» TASK OBJECTIVE: Look for the string "name" in every line, and copy each line that has it.

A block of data
-=-=-=-=-
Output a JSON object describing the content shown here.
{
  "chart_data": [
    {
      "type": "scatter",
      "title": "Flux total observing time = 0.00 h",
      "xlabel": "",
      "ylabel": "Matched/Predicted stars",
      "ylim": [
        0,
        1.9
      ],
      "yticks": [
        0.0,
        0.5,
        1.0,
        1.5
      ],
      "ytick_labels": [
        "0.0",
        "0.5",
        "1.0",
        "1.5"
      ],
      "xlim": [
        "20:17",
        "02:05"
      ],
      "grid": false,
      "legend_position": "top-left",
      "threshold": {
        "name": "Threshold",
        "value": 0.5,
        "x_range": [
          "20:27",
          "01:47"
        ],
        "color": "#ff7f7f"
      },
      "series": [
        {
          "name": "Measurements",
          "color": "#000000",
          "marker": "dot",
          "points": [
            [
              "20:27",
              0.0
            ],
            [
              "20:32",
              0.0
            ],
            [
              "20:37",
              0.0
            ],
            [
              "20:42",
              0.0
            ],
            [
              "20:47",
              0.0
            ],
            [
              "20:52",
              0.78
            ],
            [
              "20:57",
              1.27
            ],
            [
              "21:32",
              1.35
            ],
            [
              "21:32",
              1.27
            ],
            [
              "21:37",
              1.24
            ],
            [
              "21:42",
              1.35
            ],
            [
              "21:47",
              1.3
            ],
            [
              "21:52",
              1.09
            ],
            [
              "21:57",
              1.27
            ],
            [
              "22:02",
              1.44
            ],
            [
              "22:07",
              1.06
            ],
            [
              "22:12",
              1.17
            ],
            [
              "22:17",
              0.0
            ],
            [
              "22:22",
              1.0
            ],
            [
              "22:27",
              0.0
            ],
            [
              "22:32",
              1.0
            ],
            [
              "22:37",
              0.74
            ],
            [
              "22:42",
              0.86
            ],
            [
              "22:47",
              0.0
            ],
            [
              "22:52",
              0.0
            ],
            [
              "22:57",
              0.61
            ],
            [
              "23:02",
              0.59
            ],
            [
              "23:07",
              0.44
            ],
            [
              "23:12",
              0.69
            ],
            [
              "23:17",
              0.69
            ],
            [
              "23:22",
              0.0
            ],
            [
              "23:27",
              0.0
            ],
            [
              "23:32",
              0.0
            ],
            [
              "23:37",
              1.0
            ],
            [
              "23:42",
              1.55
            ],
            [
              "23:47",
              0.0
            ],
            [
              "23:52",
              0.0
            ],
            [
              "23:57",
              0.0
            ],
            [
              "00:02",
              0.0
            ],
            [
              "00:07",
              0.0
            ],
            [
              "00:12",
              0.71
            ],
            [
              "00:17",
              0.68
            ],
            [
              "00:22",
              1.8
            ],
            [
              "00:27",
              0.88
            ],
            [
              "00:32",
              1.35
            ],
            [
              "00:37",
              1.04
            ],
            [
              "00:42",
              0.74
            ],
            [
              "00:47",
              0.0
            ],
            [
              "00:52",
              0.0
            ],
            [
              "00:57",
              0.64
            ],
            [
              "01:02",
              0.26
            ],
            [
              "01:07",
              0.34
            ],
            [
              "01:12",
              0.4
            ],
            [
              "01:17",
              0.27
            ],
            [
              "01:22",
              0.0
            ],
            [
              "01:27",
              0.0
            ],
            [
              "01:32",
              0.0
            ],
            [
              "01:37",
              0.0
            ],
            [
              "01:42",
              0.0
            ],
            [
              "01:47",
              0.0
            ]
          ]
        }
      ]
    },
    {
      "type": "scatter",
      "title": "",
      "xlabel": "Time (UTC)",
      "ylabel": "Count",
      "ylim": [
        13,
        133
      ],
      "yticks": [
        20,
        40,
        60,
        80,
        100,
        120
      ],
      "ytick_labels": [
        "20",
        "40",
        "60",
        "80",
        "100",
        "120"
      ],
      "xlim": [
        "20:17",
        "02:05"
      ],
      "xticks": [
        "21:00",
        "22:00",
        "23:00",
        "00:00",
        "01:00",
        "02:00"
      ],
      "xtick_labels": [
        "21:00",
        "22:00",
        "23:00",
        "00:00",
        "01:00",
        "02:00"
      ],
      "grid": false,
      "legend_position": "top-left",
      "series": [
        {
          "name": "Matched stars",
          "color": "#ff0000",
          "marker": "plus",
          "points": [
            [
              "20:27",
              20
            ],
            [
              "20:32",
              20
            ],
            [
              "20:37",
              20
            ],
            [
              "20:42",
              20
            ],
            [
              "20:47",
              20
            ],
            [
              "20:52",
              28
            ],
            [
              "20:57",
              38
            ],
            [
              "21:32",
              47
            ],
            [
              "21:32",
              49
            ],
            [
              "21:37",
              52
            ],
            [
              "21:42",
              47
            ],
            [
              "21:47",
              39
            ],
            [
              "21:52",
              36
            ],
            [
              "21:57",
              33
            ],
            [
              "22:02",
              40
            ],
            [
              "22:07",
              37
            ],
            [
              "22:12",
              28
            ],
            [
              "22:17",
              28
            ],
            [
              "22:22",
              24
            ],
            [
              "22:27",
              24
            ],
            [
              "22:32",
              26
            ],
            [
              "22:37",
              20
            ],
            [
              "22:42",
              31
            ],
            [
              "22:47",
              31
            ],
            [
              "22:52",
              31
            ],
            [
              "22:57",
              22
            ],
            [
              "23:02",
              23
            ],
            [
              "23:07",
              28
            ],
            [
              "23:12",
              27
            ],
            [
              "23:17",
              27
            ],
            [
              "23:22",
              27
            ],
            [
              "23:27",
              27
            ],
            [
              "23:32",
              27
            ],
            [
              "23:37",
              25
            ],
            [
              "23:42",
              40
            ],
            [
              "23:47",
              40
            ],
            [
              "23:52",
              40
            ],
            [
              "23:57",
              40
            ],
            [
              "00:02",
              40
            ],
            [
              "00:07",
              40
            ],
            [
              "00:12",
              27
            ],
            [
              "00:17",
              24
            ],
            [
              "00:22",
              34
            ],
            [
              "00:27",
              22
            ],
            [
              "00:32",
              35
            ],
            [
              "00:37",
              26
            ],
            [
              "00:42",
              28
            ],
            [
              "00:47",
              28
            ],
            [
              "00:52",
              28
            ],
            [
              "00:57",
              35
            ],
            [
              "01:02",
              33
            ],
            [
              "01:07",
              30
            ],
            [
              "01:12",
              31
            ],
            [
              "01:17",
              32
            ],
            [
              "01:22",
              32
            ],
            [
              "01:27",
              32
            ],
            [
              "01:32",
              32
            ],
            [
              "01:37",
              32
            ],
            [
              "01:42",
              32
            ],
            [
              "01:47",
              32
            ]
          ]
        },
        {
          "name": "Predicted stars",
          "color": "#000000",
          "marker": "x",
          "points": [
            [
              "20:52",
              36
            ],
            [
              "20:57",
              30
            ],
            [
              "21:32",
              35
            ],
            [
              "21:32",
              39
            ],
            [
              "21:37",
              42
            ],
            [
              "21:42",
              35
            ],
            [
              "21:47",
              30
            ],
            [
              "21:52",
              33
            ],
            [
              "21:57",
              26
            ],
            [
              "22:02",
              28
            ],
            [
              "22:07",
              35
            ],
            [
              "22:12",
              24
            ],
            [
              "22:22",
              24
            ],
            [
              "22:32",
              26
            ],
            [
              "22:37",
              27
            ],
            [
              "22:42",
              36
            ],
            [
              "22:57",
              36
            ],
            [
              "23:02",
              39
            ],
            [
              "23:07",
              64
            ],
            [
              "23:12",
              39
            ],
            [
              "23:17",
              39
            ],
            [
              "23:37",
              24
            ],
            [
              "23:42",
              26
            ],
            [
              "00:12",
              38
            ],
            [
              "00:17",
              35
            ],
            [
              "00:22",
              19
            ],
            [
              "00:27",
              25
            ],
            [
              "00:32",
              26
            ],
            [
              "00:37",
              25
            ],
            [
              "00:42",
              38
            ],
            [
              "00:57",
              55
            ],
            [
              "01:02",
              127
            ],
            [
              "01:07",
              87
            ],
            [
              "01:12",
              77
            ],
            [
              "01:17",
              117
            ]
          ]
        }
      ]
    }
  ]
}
-=-=-=-=-
» OUTPUT FOR THIS EXERCISE:
        "name": "Threshold",
          "name": "Measurements",
          "name": "Matched stars",
          "name": "Predicted stars",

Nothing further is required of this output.